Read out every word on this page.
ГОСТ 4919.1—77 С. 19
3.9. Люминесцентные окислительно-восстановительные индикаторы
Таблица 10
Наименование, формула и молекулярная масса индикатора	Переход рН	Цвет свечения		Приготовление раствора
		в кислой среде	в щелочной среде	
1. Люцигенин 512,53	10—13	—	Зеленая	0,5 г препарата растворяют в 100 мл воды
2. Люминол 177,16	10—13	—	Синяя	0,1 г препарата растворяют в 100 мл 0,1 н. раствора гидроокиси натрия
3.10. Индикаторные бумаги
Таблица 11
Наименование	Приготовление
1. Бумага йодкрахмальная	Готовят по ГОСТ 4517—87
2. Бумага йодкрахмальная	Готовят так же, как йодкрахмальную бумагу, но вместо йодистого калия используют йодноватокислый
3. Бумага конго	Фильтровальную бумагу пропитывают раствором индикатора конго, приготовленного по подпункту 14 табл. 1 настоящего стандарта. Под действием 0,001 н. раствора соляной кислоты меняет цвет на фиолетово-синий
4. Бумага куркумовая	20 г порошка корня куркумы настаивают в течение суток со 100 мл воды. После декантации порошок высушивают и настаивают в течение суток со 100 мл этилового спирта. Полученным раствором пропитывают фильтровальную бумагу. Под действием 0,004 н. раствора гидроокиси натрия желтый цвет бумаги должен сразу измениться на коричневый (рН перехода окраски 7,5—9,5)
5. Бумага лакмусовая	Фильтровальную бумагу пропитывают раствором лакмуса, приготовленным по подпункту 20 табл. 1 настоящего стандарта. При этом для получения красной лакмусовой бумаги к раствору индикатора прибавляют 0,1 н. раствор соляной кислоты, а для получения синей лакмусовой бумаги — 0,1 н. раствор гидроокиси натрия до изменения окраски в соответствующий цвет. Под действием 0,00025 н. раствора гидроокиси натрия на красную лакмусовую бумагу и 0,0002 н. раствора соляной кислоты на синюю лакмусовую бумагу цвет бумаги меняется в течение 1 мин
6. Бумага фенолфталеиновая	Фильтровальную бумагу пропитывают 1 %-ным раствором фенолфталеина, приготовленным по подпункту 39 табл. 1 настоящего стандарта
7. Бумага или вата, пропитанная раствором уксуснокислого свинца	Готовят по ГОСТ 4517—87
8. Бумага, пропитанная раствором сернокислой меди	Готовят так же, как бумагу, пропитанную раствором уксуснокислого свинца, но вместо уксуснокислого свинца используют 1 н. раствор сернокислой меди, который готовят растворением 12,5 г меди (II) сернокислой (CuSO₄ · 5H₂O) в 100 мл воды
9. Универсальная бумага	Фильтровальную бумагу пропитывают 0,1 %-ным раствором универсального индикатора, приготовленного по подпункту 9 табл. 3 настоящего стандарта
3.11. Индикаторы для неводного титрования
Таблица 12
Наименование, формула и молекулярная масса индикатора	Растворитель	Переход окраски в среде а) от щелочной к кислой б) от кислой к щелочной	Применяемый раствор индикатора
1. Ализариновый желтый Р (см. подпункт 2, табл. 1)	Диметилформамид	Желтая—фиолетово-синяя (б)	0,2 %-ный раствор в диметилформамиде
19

•••••

Return the whole listing exactly, with every line included.

Read out every word on this page.
ГОСТ 4919.1—77 С. 19
3.9. Люминесцентные окислительно-восстановительные индикаторы
Таблица 10
Наименование, формула и молекулярная масса индикатора	Переход рН	Цвет свечения		Приготовление раствора
		в кислой среде	в щелочной среде	
1. Люцигенин 512,53	10—13	—	Зеленая	0,5 г препарата растворяют в 100 мл воды
2. Люминол 177,16	10—13	—	Синяя	0,1 г препарата растворяют в 100 мл 0,1 н. раствора гидроокиси натрия
3.10. Индикаторные бумаги
Таблица 11
Наименование	Приготовление
1. Бумага йодкрахмальная	Готовят по ГОСТ 4517—87
2. Бумага йодкрахмальная	Готовят так же, как йодкрахмальную бумагу, но вместо йодистого калия используют йодноватокислый
3. Бумага конго	Фильтровальную бумагу пропитывают раствором индикатора конго, приготовленного по подпункту 14 табл. 1 настоящего стандарта. Под действием 0,001 н. раствора соляной кислоты меняет цвет на фиолетово-синий
4. Бумага куркумовая	20 г порошка корня куркумы настаивают в течение суток со 100 мл воды. После декантации порошок высушивают и настаивают в течение суток со 100 мл этилового спирта. Полученным раствором пропитывают фильтровальную бумагу. Под действием 0,004 н. раствора гидроокиси натрия желтый цвет бумаги должен сразу измениться на коричневый (рН перехода окраски 7,5—9,5)
5. Бумага лакмусовая	Фильтровальную бумагу пропитывают раствором лакмуса, приготовленным по подпункту 20 табл. 1 настоящего стандарта. При этом для получения красной лакмусовой бумаги к раствору индикатора прибавляют 0,1 н. раствор соляной кислоты, а для получения синей лакмусовой бумаги — 0,1 н. раствор гидроокиси натрия до изменения окраски в соответствующий цвет. Под действием 0,00025 н. раствора гидроокиси натрия на красную лакмусовую бумагу и 0,0002 н. раствора соляной кислоты на синюю лакмусовую бумагу цвет бумаги меняется в течение 1 мин
6. Бумага фенолфталеиновая	Фильтровальную бумагу пропитывают 1 %-ным раствором фенолфталеина, приготовленным по подпункту 39 табл. 1 настоящего стандарта
7. Бумага или вата, пропитанная раствором уксуснокислого свинца	Готовят по ГОСТ 4517—87
8. Бумага, пропитанная раствором сернокислой меди	Готовят так же, как бумагу, пропитанную раствором уксуснокислого свинца, но вместо уксуснокислого свинца используют 1 н. раствор сернокислой меди, который готовят растворением 12,5 г меди (II) сернокислой (CuSO₄ · 5H₂O) в 100 мл воды
9. Универсальная бумага	Фильтровальную бумагу пропитывают 0,1 %-ным раствором универсального индикатора, приготовленного по подпункту 9 табл. 3 настоящего стандарта
3.11. Индикаторы для неводного титрования
Таблица 12
Наименование, формула и молекулярная масса индикатора	Растворитель	Переход окраски в среде а) от щелочной к кислой б) от кислой к щелочной	Применяемый раствор индикатора
1. Ализариновый желтый Р (см. подпункт 2, табл. 1)	Диметилформамид	Желтая—фиолетово-синяя (б)	0,2 %-ный раствор в диметилформамиде
19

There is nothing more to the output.